• [What to work on]
Using the listing below, select the lines with the word "details" and copy them.

• [Materials provided]

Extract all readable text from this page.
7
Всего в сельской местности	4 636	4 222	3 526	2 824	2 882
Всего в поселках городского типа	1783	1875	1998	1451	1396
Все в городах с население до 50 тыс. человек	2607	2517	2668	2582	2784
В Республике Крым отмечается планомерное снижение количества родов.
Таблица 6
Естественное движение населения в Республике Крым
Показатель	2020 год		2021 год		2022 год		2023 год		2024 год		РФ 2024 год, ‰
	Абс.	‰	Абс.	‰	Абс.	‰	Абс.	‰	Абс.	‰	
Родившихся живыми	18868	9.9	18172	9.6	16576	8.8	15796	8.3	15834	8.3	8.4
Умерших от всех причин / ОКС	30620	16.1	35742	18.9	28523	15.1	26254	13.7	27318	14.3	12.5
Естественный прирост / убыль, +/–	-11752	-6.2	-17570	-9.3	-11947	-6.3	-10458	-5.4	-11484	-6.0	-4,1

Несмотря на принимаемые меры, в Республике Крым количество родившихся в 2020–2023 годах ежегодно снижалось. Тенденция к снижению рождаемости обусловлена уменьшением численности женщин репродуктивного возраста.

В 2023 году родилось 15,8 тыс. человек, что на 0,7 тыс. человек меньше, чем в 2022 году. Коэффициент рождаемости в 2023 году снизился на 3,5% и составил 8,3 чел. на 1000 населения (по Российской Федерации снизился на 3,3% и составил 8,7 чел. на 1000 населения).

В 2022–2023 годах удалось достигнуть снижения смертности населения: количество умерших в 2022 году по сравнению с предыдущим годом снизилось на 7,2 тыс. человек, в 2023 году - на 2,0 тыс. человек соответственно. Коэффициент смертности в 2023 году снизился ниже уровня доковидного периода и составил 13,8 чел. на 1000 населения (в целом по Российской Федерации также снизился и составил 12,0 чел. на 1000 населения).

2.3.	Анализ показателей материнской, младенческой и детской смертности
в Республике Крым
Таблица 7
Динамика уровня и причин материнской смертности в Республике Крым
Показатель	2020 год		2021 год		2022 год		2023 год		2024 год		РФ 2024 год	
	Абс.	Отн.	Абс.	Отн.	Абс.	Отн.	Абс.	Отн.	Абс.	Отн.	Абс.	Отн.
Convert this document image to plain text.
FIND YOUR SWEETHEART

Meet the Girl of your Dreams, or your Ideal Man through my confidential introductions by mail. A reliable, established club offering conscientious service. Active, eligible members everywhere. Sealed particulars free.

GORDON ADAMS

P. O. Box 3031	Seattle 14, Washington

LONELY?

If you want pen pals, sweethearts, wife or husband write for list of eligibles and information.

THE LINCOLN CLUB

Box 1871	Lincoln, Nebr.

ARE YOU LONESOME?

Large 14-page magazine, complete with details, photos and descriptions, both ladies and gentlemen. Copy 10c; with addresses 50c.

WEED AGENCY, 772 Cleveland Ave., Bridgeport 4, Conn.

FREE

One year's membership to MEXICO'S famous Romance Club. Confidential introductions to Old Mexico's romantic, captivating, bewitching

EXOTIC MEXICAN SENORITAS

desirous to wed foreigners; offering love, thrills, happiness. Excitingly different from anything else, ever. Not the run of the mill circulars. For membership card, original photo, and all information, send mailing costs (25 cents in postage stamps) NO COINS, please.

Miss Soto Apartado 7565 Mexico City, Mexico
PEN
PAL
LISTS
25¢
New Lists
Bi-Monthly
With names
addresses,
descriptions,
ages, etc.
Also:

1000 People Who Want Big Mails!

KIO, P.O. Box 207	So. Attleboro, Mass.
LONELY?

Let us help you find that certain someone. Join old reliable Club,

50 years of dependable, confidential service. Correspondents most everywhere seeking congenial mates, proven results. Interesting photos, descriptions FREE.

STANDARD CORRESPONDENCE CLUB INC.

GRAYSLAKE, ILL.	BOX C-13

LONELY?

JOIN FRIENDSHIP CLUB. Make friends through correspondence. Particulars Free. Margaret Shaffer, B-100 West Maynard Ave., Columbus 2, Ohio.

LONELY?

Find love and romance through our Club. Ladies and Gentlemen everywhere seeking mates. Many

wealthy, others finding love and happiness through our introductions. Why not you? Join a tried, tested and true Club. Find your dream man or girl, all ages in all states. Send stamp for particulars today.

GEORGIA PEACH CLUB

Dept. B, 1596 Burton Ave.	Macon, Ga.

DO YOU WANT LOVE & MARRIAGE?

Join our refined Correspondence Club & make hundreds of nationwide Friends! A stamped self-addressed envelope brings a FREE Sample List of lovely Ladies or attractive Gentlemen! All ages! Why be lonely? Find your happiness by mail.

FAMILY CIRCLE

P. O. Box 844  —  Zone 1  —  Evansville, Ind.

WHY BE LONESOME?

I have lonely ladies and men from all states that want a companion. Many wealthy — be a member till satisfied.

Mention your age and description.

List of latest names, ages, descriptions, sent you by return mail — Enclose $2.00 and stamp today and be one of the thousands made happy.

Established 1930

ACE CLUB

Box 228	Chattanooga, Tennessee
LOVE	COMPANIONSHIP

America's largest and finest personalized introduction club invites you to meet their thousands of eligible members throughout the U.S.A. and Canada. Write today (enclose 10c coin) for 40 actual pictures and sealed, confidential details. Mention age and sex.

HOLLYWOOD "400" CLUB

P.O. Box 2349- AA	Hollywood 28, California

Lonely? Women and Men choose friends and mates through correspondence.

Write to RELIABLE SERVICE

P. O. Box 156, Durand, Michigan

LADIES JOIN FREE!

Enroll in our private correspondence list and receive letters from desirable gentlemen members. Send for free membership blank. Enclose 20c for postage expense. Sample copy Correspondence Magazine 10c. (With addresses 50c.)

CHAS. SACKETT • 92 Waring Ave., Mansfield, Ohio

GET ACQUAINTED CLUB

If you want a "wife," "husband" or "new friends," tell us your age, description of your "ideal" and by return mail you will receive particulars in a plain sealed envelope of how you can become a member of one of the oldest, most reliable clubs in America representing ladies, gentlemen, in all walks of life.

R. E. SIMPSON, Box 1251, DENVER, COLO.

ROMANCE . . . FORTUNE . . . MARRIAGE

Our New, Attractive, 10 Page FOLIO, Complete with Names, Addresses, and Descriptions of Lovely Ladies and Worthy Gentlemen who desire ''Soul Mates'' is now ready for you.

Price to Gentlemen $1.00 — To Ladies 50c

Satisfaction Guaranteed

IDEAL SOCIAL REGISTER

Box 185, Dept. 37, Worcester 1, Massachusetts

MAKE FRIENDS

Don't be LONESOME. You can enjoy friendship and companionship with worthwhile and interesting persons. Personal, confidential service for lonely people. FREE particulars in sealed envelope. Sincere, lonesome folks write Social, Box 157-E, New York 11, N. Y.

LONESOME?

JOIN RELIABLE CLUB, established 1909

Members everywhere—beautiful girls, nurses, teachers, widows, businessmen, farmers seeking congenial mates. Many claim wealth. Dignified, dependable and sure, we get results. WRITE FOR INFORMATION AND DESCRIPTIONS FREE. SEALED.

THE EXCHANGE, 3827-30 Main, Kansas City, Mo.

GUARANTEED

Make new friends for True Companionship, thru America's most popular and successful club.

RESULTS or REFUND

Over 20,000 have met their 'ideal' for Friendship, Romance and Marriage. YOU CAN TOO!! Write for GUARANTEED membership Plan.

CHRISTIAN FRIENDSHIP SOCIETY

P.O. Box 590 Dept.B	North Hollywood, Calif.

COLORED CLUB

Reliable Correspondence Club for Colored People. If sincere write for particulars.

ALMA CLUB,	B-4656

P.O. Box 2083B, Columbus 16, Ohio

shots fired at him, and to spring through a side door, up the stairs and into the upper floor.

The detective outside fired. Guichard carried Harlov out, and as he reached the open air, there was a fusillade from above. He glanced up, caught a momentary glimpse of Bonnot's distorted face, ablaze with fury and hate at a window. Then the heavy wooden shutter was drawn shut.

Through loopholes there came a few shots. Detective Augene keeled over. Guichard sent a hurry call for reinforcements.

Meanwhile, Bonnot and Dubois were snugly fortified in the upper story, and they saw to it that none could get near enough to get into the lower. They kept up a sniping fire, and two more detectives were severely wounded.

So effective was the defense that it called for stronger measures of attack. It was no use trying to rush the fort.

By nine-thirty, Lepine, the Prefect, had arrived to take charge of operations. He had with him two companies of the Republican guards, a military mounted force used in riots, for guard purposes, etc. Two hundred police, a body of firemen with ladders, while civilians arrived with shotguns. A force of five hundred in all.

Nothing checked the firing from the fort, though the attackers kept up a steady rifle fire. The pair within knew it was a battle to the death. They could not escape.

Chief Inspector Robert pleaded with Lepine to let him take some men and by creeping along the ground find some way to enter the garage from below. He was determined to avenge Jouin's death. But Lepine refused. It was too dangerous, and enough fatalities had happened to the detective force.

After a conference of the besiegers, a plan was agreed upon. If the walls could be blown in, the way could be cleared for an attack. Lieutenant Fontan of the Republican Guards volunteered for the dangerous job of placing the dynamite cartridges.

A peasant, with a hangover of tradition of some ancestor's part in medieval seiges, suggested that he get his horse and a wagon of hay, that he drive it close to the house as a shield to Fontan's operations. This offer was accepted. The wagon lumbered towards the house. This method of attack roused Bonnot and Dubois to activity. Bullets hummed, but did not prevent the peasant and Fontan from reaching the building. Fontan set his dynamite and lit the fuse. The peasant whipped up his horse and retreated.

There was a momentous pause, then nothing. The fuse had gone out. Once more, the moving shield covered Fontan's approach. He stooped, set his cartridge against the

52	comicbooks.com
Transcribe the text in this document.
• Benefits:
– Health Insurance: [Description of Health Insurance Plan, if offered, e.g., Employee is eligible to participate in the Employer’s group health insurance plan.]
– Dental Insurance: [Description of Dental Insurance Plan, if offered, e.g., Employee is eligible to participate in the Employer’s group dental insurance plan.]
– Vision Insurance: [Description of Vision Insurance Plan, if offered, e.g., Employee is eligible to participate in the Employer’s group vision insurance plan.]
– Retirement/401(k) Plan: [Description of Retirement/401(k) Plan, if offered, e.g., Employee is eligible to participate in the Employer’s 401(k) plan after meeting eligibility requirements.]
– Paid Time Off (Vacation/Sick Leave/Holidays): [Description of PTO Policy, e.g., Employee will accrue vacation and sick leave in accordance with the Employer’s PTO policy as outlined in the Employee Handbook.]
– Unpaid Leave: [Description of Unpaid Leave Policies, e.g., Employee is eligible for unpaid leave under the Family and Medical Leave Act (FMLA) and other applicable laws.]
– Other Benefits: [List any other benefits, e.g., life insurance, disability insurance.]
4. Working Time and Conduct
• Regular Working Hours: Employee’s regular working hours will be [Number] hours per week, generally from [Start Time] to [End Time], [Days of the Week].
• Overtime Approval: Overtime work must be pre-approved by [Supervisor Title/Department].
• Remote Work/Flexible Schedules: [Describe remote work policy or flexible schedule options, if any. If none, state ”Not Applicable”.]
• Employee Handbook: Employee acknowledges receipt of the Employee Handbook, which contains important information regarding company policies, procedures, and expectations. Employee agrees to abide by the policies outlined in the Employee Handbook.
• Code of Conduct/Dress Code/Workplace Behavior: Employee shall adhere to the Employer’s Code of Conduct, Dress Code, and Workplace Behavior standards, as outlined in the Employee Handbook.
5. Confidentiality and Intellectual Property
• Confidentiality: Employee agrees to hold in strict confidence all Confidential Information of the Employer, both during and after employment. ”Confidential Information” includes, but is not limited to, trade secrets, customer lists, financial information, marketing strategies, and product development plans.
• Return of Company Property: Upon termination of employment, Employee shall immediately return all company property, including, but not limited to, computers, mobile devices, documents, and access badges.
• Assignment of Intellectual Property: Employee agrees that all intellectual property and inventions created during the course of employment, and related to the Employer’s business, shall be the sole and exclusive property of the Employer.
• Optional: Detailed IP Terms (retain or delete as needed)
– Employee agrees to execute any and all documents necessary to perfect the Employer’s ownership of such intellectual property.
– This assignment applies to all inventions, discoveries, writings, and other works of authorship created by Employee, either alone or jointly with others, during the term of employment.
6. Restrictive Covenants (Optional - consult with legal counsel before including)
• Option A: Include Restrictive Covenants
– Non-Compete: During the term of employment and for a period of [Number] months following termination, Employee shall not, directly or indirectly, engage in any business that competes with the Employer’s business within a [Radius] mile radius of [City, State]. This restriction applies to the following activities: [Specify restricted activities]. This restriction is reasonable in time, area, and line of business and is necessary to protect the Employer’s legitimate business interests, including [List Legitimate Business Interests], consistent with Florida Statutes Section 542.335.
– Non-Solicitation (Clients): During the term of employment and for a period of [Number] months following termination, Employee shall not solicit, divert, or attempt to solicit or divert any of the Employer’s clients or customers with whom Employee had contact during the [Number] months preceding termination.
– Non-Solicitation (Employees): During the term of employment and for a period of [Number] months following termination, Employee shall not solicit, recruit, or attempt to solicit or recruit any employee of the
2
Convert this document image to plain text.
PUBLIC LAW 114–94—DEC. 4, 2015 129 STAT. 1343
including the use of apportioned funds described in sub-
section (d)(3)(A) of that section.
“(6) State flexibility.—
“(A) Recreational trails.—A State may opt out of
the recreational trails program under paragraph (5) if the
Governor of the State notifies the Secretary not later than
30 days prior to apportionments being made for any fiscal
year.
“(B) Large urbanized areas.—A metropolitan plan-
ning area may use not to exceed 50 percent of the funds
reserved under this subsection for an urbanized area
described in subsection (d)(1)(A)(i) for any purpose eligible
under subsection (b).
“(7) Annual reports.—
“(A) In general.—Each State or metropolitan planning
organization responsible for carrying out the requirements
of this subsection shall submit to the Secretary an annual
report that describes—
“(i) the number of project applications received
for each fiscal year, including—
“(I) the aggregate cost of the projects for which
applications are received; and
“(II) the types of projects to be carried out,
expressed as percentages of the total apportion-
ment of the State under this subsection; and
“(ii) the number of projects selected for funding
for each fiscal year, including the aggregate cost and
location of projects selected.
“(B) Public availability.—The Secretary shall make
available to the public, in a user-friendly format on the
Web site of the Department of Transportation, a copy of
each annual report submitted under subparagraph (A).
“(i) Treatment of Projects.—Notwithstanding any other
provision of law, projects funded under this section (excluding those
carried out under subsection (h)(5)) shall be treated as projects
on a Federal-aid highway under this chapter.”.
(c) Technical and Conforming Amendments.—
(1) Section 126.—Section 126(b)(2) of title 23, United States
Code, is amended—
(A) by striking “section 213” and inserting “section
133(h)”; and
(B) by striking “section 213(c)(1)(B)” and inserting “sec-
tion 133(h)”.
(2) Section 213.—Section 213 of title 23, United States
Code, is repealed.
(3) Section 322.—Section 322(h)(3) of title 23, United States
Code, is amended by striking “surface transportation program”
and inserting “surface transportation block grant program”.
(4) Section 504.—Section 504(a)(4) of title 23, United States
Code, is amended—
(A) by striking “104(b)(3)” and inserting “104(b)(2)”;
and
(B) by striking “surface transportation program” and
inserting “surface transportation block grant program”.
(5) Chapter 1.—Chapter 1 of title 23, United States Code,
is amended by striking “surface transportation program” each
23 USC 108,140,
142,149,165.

• [Solution below]
Large 14-page magazine, complete with details, photos and descriptions, both ladies and gentlemen. Copy 10c; with addresses 50c.
America's largest and finest personalized introduction club invites you to meet their thousands of eligible members throughout the U.S.A. and Canada. Write today (enclose 10c coin) for 40 actual pictures and sealed, confidential details. Mention age and sex.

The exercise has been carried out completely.